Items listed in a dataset
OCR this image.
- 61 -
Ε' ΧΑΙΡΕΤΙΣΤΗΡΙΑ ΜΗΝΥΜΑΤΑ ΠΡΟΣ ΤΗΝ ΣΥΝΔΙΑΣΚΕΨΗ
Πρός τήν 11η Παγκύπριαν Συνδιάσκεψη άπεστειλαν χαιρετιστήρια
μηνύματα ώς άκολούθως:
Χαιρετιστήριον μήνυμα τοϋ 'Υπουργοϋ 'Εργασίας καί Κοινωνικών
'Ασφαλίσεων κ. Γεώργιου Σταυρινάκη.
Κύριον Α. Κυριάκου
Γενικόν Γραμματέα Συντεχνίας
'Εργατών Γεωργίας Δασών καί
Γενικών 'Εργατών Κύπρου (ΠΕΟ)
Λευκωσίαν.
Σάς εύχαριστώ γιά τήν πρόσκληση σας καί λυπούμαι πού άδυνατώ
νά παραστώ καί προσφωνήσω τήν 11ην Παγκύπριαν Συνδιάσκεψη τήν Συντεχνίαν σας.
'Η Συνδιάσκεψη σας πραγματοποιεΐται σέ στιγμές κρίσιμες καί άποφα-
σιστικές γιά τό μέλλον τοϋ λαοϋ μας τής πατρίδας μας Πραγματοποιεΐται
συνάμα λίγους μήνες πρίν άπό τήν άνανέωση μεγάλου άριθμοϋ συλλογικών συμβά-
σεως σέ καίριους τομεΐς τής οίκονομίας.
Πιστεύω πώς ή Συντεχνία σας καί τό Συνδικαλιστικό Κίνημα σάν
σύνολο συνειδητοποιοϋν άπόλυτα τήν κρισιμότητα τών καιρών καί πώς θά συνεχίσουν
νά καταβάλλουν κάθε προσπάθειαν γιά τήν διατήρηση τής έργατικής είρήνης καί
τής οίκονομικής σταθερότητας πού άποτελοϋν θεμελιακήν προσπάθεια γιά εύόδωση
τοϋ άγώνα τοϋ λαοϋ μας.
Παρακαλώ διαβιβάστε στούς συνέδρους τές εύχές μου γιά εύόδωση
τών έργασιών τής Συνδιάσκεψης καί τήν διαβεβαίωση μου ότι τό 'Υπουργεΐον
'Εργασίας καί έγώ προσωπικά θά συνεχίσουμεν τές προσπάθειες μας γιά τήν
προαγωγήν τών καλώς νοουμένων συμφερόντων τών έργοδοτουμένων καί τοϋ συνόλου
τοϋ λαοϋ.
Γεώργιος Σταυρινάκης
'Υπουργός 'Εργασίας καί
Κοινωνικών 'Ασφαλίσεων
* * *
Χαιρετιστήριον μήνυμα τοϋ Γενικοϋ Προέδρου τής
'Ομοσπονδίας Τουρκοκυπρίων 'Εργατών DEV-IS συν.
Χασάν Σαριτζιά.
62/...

**WHAT IS ASKED:** Read the data above. Pull out each line in which the string "Ασφαλίσεων" appears.

**RESULT OF THE EXERCISE:**
'Ασφαλίσεων κ. Γεώργιου Σταυρινάκη.
Κοινωνικών 'Ασφαλίσεων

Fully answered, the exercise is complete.